Short problem:
Pick out and copy every line below that has the word "Cilien".

BEGIN

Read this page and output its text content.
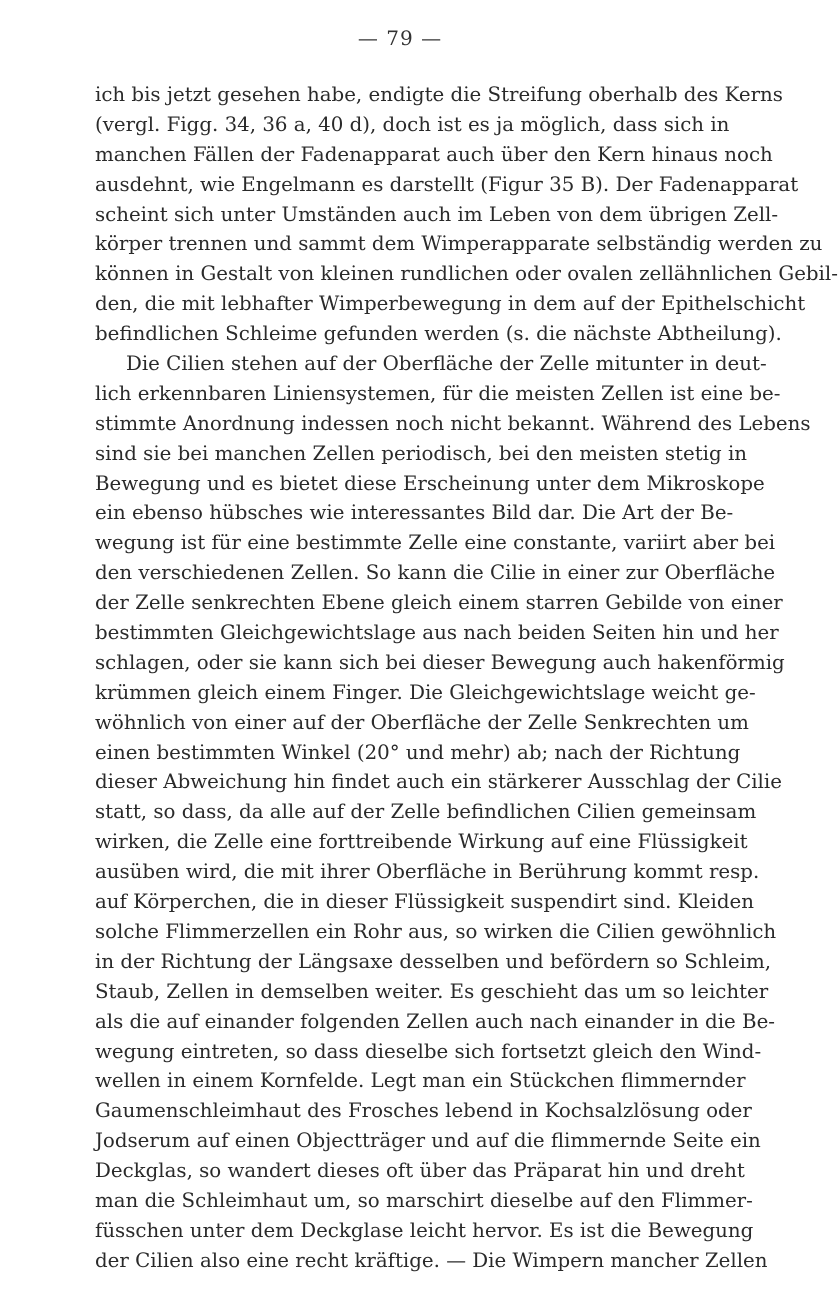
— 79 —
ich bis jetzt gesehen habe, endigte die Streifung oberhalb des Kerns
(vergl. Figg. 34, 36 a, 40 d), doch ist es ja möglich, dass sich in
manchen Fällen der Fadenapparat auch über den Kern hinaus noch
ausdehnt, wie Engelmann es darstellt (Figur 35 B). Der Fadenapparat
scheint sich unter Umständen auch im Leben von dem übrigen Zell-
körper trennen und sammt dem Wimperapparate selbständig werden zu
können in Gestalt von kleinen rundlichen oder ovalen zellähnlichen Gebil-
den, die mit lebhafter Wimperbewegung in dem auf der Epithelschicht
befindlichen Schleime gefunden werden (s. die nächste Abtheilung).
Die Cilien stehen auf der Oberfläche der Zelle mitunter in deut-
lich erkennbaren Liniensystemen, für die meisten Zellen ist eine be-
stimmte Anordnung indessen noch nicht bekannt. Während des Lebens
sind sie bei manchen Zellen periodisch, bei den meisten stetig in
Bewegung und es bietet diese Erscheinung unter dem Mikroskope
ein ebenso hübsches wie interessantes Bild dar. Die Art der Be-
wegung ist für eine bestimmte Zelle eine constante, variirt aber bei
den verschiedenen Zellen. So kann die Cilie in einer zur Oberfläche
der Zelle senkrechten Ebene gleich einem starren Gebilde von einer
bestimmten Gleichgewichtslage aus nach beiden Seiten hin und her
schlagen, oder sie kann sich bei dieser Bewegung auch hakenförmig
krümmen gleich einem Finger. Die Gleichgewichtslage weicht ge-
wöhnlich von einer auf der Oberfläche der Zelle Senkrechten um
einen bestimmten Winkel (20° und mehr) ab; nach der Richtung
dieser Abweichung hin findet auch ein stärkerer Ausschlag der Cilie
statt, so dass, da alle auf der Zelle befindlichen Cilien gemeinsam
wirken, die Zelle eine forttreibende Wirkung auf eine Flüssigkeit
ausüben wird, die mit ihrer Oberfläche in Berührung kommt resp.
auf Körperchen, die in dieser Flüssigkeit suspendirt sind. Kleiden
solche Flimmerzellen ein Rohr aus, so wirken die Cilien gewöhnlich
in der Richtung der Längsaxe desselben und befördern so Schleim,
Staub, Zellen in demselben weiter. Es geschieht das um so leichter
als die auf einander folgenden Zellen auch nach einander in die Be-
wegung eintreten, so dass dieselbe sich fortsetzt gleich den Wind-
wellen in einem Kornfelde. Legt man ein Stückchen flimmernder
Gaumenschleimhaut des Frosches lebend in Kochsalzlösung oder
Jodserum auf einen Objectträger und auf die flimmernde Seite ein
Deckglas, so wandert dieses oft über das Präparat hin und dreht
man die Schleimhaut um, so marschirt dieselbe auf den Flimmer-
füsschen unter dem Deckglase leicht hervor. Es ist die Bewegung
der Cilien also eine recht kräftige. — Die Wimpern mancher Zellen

END
BEGIN

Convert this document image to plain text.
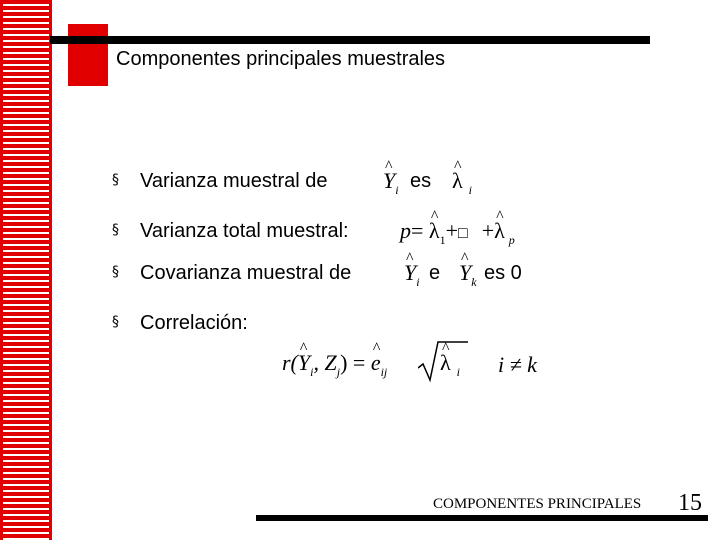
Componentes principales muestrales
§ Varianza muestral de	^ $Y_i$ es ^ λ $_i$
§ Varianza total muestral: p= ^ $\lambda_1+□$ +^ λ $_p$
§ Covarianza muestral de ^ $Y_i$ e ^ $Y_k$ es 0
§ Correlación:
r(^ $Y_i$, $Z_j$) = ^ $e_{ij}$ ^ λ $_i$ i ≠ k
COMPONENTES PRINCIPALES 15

END

Exercise response:
Die Cilien stehen auf der Oberfläche der Zelle mitunter in deut-
statt, so dass, da alle auf der Zelle befindlichen Cilien gemeinsam
solche Flimmerzellen ein Rohr aus, so wirken die Cilien gewöhnlich
der Cilien also eine recht kräftige. — Die Wimpern mancher Zellen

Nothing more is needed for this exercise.